[START]

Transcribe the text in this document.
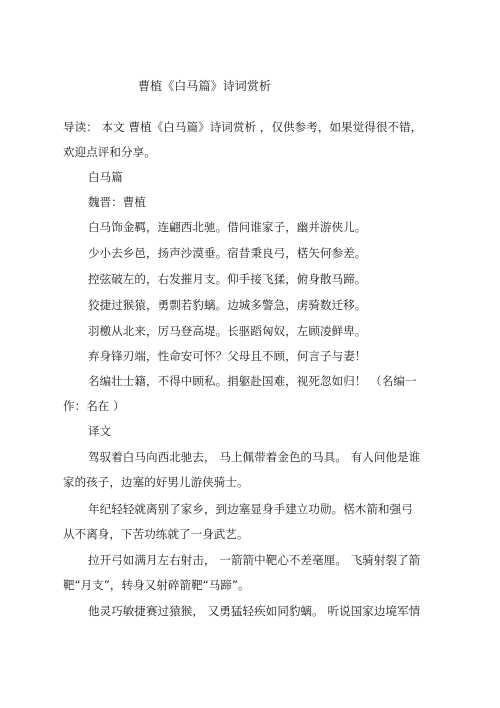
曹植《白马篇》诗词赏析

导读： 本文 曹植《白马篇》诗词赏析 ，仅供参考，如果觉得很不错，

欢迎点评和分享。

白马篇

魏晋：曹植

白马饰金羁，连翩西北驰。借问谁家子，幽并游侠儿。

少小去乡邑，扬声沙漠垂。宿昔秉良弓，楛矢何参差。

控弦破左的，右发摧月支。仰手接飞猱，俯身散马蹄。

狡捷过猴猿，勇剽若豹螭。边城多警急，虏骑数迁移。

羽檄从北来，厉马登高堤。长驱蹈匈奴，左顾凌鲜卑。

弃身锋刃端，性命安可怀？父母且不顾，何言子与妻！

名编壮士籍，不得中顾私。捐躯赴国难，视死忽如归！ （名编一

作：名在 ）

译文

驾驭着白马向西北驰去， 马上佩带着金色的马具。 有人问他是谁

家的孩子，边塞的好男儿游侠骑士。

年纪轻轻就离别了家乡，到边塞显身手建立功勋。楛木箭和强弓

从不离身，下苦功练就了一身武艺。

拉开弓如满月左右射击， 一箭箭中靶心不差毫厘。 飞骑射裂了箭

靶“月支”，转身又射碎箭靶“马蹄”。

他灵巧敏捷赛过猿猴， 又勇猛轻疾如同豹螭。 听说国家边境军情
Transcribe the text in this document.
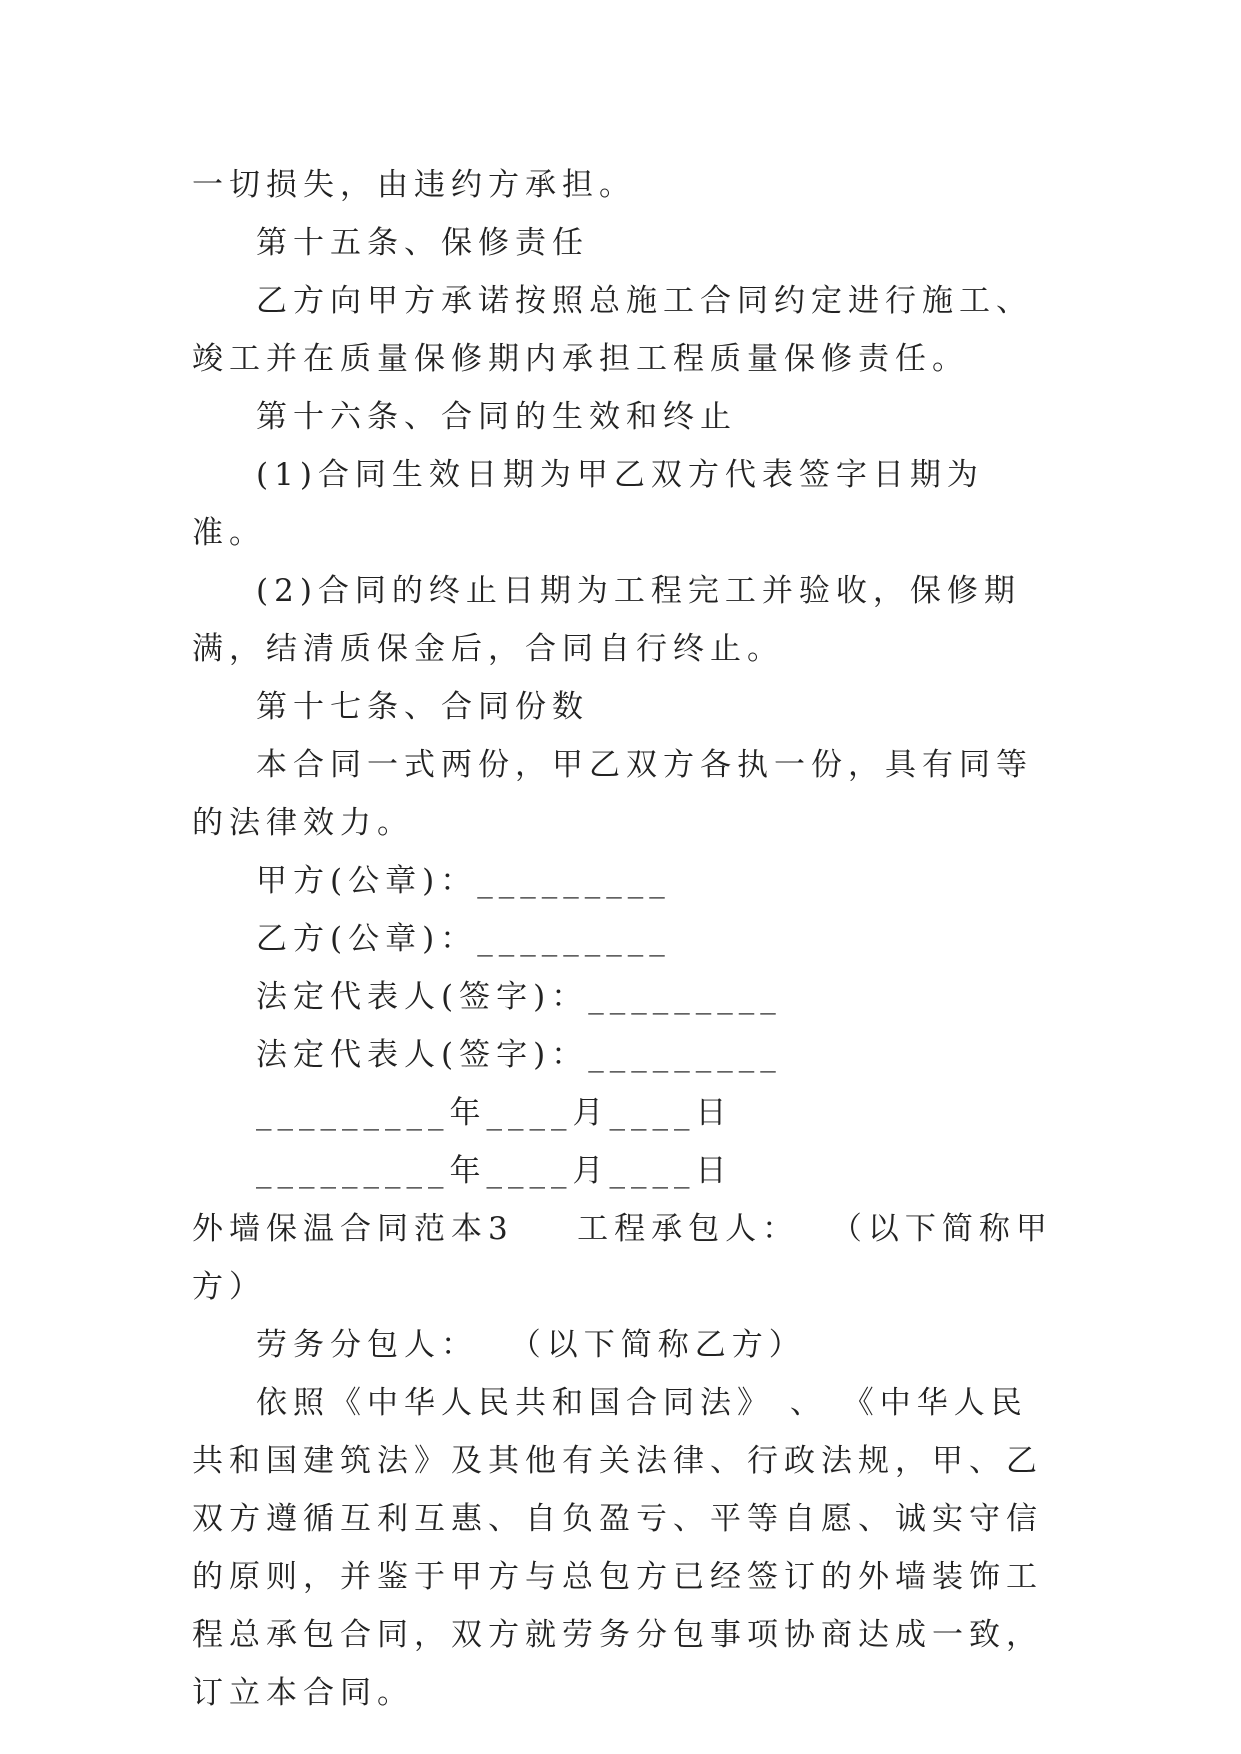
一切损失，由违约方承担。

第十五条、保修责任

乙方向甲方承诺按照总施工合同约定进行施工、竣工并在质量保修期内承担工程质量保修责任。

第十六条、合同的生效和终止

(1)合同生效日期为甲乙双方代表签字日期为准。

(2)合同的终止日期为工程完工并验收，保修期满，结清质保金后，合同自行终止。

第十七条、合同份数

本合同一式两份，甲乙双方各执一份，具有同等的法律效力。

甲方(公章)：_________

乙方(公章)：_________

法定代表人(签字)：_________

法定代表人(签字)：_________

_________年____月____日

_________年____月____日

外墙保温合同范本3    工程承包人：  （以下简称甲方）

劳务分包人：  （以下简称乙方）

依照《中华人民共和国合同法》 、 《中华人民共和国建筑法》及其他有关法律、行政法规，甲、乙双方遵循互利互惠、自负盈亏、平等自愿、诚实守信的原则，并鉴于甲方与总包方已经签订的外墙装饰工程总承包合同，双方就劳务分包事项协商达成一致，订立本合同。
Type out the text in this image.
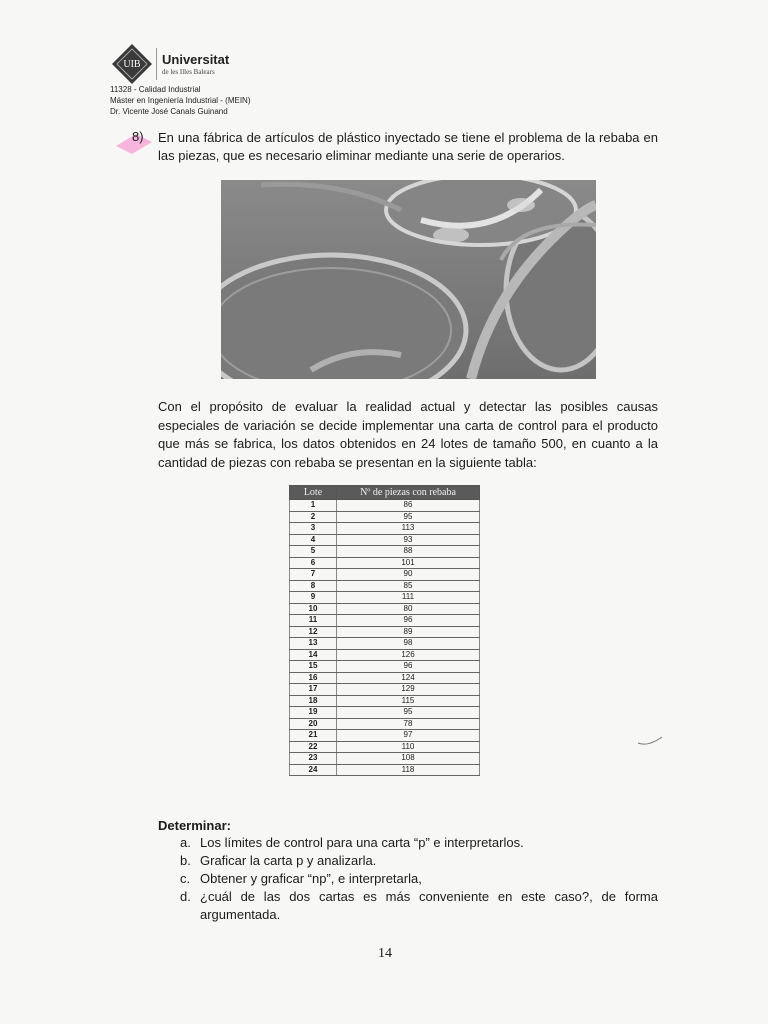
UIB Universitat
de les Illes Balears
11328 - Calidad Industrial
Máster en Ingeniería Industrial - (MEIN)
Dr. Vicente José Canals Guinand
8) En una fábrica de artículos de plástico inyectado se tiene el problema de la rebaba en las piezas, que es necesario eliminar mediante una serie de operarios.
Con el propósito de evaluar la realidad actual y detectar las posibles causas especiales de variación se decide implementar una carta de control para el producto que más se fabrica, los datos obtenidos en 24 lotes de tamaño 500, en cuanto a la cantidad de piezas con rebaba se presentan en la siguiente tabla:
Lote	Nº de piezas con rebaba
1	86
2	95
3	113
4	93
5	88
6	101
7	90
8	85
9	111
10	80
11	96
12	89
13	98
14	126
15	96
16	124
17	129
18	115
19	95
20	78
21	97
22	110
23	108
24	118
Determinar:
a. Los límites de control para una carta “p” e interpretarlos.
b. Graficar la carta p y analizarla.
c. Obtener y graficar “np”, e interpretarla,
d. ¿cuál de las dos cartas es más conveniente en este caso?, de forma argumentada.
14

[END]

Your task is to transcribe all of the records precisely, with no images included.

Transcribe the text in this document.
曹植《白马篇》诗词赏析

导读： 本文 曹植《白马篇》诗词赏析 ，仅供参考，如果觉得很不错，

欢迎点评和分享。

白马篇

魏晋：曹植

白马饰金羁，连翩西北驰。借问谁家子，幽并游侠儿。

少小去乡邑，扬声沙漠垂。宿昔秉良弓，楛矢何参差。

控弦破左的，右发摧月支。仰手接飞猱，俯身散马蹄。

狡捷过猴猿，勇剽若豹螭。边城多警急，虏骑数迁移。

羽檄从北来，厉马登高堤。长驱蹈匈奴，左顾凌鲜卑。

弃身锋刃端，性命安可怀？父母且不顾，何言子与妻！

名编壮士籍，不得中顾私。捐躯赴国难，视死忽如归！ （名编一

作：名在 ）

译文

驾驭着白马向西北驰去， 马上佩带着金色的马具。 有人问他是谁

家的孩子，边塞的好男儿游侠骑士。

年纪轻轻就离别了家乡，到边塞显身手建立功勋。楛木箭和强弓

从不离身，下苦功练就了一身武艺。

拉开弓如满月左右射击， 一箭箭中靶心不差毫厘。 飞骑射裂了箭

靶“月支”，转身又射碎箭靶“马蹄”。

他灵巧敏捷赛过猿猴， 又勇猛轻疾如同豹螭。 听说国家边境军情
Transcribe the text in this document.
一切损失，由违约方承担。

第十五条、保修责任

乙方向甲方承诺按照总施工合同约定进行施工、竣工并在质量保修期内承担工程质量保修责任。

第十六条、合同的生效和终止

(1)合同生效日期为甲乙双方代表签字日期为准。

(2)合同的终止日期为工程完工并验收，保修期满，结清质保金后，合同自行终止。

第十七条、合同份数

本合同一式两份，甲乙双方各执一份，具有同等的法律效力。

甲方(公章)：_________

乙方(公章)：_________

法定代表人(签字)：_________

法定代表人(签字)：_________

_________年____月____日

_________年____月____日

外墙保温合同范本3    工程承包人：  （以下简称甲方）

劳务分包人：  （以下简称乙方）

依照《中华人民共和国合同法》 、 《中华人民共和国建筑法》及其他有关法律、行政法规，甲、乙双方遵循互利互惠、自负盈亏、平等自愿、诚实守信的原则，并鉴于甲方与总包方已经签订的外墙装饰工程总承包合同，双方就劳务分包事项协商达成一致，订立本合同。
Type out the text in this image.
UIB Universitat
de les Illes Balears
11328 - Calidad Industrial
Máster en Ingeniería Industrial - (MEIN)
Dr. Vicente José Canals Guinand
8) En una fábrica de artículos de plástico inyectado se tiene el problema de la rebaba en las piezas, que es necesario eliminar mediante una serie de operarios.
Con el propósito de evaluar la realidad actual y detectar las posibles causas especiales de variación se decide implementar una carta de control para el producto que más se fabrica, los datos obtenidos en 24 lotes de tamaño 500, en cuanto a la cantidad de piezas con rebaba se presentan en la siguiente tabla:
Lote	Nº de piezas con rebaba
1	86
2	95
3	113
4	93
5	88
6	101
7	90
8	85
9	111
10	80
11	96
12	89
13	98
14	126
15	96
16	124
17	129
18	115
19	95
20	78
21	97
22	110
23	108
24	118
Determinar:
a. Los límites de control para una carta “p” e interpretarlos.
b. Graficar la carta p y analizarla.
c. Obtener y graficar “np”, e interpretarla,
d. ¿cuál de las dos cartas es más conveniente en este caso?, de forma argumentada.
14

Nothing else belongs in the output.